Task prompt:
Filter the records below and copy every line containing the word "senior".

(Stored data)
##############################
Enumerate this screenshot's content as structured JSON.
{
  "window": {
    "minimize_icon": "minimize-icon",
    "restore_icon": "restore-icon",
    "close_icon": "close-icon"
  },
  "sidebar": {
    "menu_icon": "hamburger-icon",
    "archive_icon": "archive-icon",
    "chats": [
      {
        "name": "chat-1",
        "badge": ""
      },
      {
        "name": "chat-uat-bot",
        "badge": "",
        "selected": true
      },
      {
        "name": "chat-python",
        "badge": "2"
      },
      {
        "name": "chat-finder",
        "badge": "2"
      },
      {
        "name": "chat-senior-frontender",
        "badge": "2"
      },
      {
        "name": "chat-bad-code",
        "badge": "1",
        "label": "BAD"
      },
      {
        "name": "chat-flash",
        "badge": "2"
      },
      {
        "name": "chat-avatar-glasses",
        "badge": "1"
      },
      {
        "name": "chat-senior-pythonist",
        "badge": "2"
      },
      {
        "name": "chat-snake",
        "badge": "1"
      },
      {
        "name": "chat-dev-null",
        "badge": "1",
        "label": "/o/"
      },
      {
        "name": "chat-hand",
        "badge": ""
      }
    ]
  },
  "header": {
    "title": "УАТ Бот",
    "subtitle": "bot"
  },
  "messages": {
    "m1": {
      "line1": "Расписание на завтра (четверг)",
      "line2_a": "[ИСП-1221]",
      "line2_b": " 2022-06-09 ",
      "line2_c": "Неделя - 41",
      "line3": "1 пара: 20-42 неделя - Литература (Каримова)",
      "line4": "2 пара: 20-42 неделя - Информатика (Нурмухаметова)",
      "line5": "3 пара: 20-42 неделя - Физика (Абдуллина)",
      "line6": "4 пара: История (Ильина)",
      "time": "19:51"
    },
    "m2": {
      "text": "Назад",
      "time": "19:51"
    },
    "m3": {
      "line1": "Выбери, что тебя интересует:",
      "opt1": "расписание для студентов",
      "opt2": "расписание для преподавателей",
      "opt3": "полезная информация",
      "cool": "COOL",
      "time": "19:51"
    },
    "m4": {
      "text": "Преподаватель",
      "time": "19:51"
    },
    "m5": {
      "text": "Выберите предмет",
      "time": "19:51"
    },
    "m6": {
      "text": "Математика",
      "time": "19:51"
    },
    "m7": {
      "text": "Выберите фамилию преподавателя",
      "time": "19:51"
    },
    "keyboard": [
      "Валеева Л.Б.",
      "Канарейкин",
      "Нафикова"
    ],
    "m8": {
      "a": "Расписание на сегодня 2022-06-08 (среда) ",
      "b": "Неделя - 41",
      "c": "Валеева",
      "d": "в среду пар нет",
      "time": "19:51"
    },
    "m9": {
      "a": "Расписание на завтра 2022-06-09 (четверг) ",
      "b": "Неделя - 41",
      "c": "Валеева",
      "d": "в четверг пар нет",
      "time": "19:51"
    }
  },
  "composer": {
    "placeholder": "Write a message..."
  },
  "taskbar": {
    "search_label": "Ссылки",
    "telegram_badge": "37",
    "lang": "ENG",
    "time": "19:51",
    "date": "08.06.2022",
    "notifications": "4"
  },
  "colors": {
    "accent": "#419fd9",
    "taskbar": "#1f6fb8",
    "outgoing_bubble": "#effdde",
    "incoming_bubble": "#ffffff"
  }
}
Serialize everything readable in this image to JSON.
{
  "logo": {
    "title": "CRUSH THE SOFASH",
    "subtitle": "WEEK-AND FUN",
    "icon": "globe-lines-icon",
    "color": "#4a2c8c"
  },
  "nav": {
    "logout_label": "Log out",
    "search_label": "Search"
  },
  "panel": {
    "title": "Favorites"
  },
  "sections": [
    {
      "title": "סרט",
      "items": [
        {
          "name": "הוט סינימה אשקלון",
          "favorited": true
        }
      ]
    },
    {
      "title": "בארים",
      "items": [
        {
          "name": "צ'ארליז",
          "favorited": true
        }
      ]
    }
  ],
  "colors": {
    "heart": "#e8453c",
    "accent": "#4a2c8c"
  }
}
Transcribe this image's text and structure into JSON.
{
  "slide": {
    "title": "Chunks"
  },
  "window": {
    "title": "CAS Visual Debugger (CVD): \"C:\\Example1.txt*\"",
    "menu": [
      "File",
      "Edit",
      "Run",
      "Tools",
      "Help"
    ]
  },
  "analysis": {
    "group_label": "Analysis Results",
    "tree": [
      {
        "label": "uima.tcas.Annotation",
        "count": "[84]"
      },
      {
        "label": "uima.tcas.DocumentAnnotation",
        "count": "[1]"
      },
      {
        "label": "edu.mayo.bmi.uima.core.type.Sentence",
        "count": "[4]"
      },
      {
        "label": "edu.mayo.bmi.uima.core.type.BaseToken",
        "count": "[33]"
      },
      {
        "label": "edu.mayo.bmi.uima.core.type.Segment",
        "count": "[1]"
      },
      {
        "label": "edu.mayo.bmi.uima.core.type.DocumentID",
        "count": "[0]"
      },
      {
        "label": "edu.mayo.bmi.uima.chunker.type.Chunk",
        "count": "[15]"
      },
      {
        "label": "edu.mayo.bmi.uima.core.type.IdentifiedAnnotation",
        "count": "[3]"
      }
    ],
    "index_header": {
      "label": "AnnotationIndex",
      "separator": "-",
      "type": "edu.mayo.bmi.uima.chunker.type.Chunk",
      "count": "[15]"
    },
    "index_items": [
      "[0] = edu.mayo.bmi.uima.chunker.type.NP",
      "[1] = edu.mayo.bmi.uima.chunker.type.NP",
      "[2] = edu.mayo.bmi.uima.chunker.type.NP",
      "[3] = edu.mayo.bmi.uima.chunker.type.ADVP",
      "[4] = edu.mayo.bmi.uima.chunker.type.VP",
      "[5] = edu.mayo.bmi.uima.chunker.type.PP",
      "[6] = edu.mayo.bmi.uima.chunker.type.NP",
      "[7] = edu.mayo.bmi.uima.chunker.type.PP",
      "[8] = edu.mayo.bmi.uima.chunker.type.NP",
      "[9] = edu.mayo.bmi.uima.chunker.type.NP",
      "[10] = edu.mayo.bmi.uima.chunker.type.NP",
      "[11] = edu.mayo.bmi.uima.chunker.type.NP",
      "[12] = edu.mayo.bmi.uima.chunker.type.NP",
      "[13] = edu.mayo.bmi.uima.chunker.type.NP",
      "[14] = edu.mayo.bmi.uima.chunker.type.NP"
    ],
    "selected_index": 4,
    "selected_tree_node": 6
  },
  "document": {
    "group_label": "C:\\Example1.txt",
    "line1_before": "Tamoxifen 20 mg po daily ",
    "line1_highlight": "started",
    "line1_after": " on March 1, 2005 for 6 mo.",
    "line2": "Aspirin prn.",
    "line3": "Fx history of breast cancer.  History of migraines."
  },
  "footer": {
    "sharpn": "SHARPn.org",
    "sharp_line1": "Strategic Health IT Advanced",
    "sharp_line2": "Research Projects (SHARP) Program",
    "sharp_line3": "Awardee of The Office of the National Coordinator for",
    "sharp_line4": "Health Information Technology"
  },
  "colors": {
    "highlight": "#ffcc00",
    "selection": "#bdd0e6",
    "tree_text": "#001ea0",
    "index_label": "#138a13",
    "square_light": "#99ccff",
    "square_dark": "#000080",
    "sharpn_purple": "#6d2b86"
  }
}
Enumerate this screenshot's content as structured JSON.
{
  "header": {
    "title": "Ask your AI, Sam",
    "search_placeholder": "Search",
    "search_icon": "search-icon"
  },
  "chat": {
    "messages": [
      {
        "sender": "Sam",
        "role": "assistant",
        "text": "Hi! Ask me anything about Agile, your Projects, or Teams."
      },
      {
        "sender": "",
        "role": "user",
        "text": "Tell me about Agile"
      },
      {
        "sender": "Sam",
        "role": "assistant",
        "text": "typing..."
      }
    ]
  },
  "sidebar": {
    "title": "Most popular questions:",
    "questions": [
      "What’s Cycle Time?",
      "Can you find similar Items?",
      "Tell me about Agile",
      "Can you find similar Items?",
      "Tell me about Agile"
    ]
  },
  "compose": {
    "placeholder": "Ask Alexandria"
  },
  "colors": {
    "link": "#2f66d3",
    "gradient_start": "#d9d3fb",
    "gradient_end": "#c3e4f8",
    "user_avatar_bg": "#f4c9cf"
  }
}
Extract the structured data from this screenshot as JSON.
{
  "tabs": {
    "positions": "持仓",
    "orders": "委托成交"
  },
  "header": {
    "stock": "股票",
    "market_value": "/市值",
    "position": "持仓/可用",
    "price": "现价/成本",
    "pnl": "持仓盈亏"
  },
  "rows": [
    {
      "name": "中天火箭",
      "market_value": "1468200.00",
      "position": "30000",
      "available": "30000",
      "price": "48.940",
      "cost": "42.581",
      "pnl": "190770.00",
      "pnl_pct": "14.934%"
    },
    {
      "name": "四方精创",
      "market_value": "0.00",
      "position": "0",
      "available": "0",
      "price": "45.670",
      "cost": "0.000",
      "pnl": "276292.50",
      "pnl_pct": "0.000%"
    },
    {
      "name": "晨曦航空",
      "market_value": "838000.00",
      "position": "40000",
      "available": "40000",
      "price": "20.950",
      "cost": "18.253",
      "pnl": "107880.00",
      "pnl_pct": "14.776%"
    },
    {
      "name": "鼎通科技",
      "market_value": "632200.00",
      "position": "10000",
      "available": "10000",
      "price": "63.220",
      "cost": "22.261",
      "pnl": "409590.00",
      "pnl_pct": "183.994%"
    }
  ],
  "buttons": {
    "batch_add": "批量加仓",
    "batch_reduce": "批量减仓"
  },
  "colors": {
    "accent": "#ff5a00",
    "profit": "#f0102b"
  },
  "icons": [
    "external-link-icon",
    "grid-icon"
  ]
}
##############################
Task solution:
        "name": "chat-senior-frontender",
        "name": "chat-senior-pythonist",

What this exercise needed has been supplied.